• Aim of the task: Write out the records again, exactly, leaving none out.
# START OF Supplied records
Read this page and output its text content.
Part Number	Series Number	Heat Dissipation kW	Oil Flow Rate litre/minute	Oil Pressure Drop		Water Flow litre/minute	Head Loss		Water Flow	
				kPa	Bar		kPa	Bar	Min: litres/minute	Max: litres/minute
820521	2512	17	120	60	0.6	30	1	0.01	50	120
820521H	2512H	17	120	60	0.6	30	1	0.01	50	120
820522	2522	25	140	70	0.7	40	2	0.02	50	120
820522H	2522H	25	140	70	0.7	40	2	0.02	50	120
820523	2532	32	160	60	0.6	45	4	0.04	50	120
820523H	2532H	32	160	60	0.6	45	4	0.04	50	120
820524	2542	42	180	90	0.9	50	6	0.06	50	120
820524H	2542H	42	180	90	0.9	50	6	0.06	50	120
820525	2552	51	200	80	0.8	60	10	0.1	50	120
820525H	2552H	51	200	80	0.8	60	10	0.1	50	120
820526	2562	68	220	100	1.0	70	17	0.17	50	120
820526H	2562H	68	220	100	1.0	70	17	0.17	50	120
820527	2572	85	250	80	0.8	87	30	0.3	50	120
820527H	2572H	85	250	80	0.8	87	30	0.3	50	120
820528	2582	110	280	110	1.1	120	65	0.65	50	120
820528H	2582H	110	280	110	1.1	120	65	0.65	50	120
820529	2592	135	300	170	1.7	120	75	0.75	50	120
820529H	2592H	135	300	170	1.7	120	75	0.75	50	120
# END OF Supplied records
• Correct response:
Read this page and output its text content.
Part Number	Series Number	Heat Dissipation kW	Oil Flow Rate litre/minute	Oil Pressure Drop		Water Flow litre/minute	Head Loss		Water Flow	
				kPa	Bar		kPa	Bar	Min: litres/minute	Max: litres/minute
820521	2512	17	120	60	0.6	30	1	0.01	50	120
820521H	2512H	17	120	60	0.6	30	1	0.01	50	120
820522	2522	25	140	70	0.7	40	2	0.02	50	120
820522H	2522H	25	140	70	0.7	40	2	0.02	50	120
820523	2532	32	160	60	0.6	45	4	0.04	50	120
820523H	2532H	32	160	60	0.6	45	4	0.04	50	120
820524	2542	42	180	90	0.9	50	6	0.06	50	120
820524H	2542H	42	180	90	0.9	50	6	0.06	50	120
820525	2552	51	200	80	0.8	60	10	0.1	50	120
820525H	2552H	51	200	80	0.8	60	10	0.1	50	120
820526	2562	68	220	100	1.0	70	17	0.17	50	120
820526H	2562H	68	220	100	1.0	70	17	0.17	50	120
820527	2572	85	250	80	0.8	87	30	0.3	50	120
820527H	2572H	85	250	80	0.8	87	30	0.3	50	120
820528	2582	110	280	110	1.1	120	65	0.65	50	120
820528H	2582H	110	280	110	1.1	120	65	0.65	50	120
820529	2592	135	300	170	1.7	120	75	0.75	50	120
820529H	2592H	135	300	170	1.7	120	75	0.75	50	120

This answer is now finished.